[What the exercise asks]
Here are some records; copy every line that holds the word "supplier".

※

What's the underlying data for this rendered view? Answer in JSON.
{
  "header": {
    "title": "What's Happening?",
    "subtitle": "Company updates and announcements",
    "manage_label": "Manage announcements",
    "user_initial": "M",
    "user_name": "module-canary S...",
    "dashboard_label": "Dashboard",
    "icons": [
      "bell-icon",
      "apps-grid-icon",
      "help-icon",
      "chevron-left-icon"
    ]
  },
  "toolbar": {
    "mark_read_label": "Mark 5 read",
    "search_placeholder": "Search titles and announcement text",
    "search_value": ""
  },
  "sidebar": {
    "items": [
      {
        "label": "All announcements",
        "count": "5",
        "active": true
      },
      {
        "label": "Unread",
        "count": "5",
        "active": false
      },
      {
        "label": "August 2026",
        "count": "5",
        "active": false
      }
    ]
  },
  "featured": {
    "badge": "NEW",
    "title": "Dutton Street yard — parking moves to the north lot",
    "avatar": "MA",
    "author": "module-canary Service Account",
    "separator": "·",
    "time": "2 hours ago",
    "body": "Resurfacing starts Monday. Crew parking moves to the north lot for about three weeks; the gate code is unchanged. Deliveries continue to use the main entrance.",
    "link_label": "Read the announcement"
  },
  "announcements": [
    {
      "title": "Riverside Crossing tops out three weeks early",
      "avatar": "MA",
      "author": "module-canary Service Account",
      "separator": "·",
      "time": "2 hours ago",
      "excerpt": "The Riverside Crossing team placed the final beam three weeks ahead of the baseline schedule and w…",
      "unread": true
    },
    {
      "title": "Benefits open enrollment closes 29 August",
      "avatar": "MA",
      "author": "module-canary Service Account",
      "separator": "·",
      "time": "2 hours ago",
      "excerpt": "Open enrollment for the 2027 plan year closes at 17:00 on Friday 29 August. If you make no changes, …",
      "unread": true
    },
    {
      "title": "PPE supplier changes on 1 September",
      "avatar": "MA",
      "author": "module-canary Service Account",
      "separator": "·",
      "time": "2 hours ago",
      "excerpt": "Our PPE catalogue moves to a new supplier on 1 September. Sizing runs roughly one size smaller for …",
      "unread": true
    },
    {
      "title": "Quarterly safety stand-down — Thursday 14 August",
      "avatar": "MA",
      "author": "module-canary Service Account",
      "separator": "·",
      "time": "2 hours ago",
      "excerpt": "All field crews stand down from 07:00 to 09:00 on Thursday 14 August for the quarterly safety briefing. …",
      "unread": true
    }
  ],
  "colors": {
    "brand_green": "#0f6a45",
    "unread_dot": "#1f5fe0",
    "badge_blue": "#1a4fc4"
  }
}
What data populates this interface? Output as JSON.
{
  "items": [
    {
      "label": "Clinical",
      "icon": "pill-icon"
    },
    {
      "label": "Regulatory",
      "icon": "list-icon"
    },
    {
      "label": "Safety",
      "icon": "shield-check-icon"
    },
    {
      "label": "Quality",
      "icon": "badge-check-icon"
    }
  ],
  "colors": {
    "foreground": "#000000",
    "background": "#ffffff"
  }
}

※

[Reply]
      "title": "PPE supplier changes on 1 September",
      "excerpt": "Our PPE catalogue moves to a new supplier on 1 September. Sizing runs roughly one size smaller for …",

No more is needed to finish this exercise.